■ PROBLEM TO SOLVE:
Please pull out every line of the records below and reproduce each one unchanged, leaving the pictures out of your answer.

■ RECORD EXCERPTS:
==============================

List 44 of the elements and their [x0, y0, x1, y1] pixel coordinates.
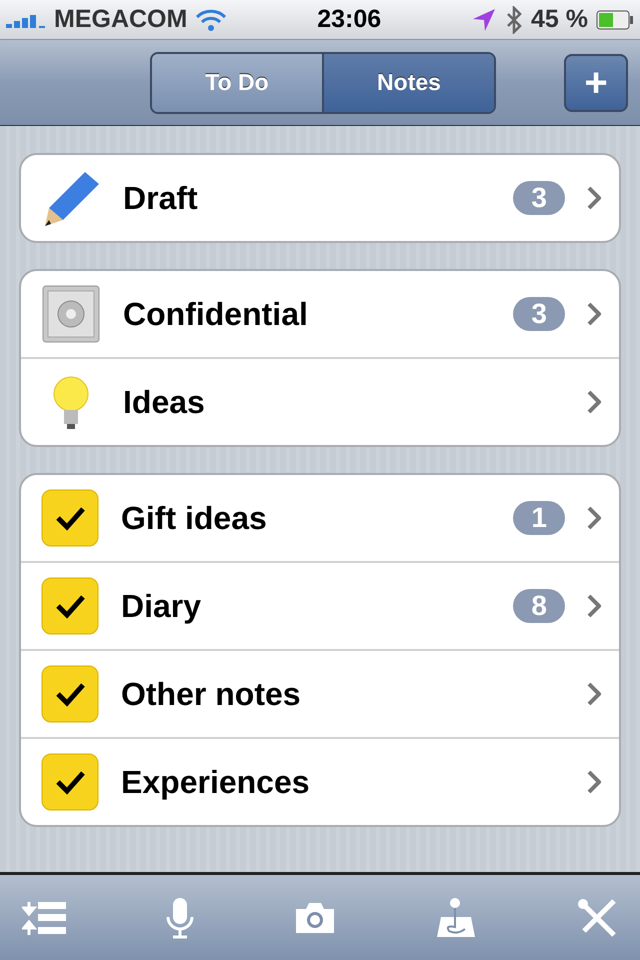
map-pin-icon[interactable]: [435, 896, 477, 938]
clock-time: 23:06: [317, 5, 382, 34]
chevron-icon: [587, 390, 601, 414]
battery-percent: 45 %: [531, 5, 588, 34]
row-title: Gift ideas: [121, 500, 268, 536]
checkbox-icon: [41, 489, 99, 547]
chevron-icon: [587, 594, 601, 618]
microphone-icon[interactable]: [165, 896, 195, 938]
safe-icon: [41, 284, 101, 344]
count-badge: 1: [513, 501, 565, 535]
checkbox-icon: [41, 665, 99, 723]
list-row[interactable]: Confidential 3: [21, 271, 619, 357]
list-row[interactable]: Draft 3: [21, 155, 619, 241]
chevron-icon: [587, 506, 601, 530]
row-title: Ideas: [123, 384, 206, 420]
checkbox-icon: [41, 753, 99, 811]
list-row[interactable]: Gift ideas 1: [21, 475, 619, 561]
chevron-icon: [587, 186, 601, 210]
camera-icon[interactable]: [294, 900, 336, 934]
count-badge: 3: [513, 181, 565, 215]
carrier-name: MEGACOM: [54, 5, 188, 34]
chevron-icon: [587, 770, 601, 794]
checkbox-icon: [41, 577, 99, 635]
reorder-list-icon[interactable]: [22, 900, 66, 936]
row-title: Diary: [121, 588, 202, 624]
bluetooth-icon: [505, 6, 524, 34]
row-title: Other notes: [121, 676, 302, 712]
tools-icon[interactable]: [576, 896, 618, 938]
row-title: Experiences: [121, 764, 311, 800]
list-row[interactable]: Other notes: [21, 649, 619, 737]
count-badge: 3: [513, 297, 565, 331]
count-badge: 8: [513, 589, 565, 623]
row-title: Draft: [123, 180, 199, 216]
wifi-icon: [195, 8, 228, 32]
list-row[interactable]: Ideas: [21, 357, 619, 445]
chevron-icon: [587, 302, 601, 326]
list-row[interactable]: Diary 8: [21, 561, 619, 649]
battery-icon: [596, 10, 634, 30]
segment-tab[interactable]: Notes: [322, 54, 494, 112]
location-arrow-icon: [471, 6, 498, 32]
add-button[interactable]: +: [564, 54, 628, 112]
row-title: Confidential: [123, 296, 309, 332]
list-row[interactable]: Experiences: [21, 737, 619, 825]
chevron-icon: [587, 682, 601, 706]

==============================

■ ANSWER BELOW:
List 44 of the elements and their [x0, y0, x1, y1] pixel coordinates.
map-pin-icon[interactable]: [435, 896, 477, 938]
clock-time: 23:06: [317, 5, 382, 34]
chevron-icon: [587, 390, 601, 414]
battery-percent: 45 %: [531, 5, 588, 34]
row-title: Gift ideas: [121, 500, 268, 536]
checkbox-icon: [41, 489, 99, 547]
chevron-icon: [587, 594, 601, 618]
microphone-icon[interactable]: [165, 896, 195, 938]
safe-icon: [41, 284, 101, 344]
count-badge: 1: [513, 501, 565, 535]
checkbox-icon: [41, 665, 99, 723]
list-row[interactable]: Confidential 3: [21, 271, 619, 357]
list-row[interactable]: Draft 3: [21, 155, 619, 241]
chevron-icon: [587, 506, 601, 530]
row-title: Ideas: [123, 384, 206, 420]
checkbox-icon: [41, 753, 99, 811]
list-row[interactable]: Gift ideas 1: [21, 475, 619, 561]
chevron-icon: [587, 186, 601, 210]
camera-icon[interactable]: [294, 900, 336, 934]
count-badge: 3: [513, 181, 565, 215]
carrier-name: MEGACOM: [54, 5, 188, 34]
chevron-icon: [587, 770, 601, 794]
checkbox-icon: [41, 577, 99, 635]
reorder-list-icon[interactable]: [22, 900, 66, 936]
row-title: Diary: [121, 588, 202, 624]
bluetooth-icon: [505, 6, 524, 34]
row-title: Other notes: [121, 676, 302, 712]
tools-icon[interactable]: [576, 896, 618, 938]
row-title: Experiences: [121, 764, 311, 800]
list-row[interactable]: Other notes: [21, 649, 619, 737]
count-badge: 3: [513, 297, 565, 331]
count-badge: 8: [513, 589, 565, 623]
row-title: Draft: [123, 180, 199, 216]
wifi-icon: [195, 8, 228, 32]
list-row[interactable]: Ideas: [21, 357, 619, 445]
chevron-icon: [587, 302, 601, 326]
list-row[interactable]: Diary 8: [21, 561, 619, 649]
battery-icon: [596, 10, 634, 30]
segment-tab[interactable]: Notes: [322, 54, 494, 112]
location-arrow-icon: [471, 6, 498, 32]
add-button[interactable]: +: [564, 54, 628, 112]
row-title: Confidential: [123, 296, 309, 332]
list-row[interactable]: Experiences: [21, 737, 619, 825]
chevron-icon: [587, 682, 601, 706]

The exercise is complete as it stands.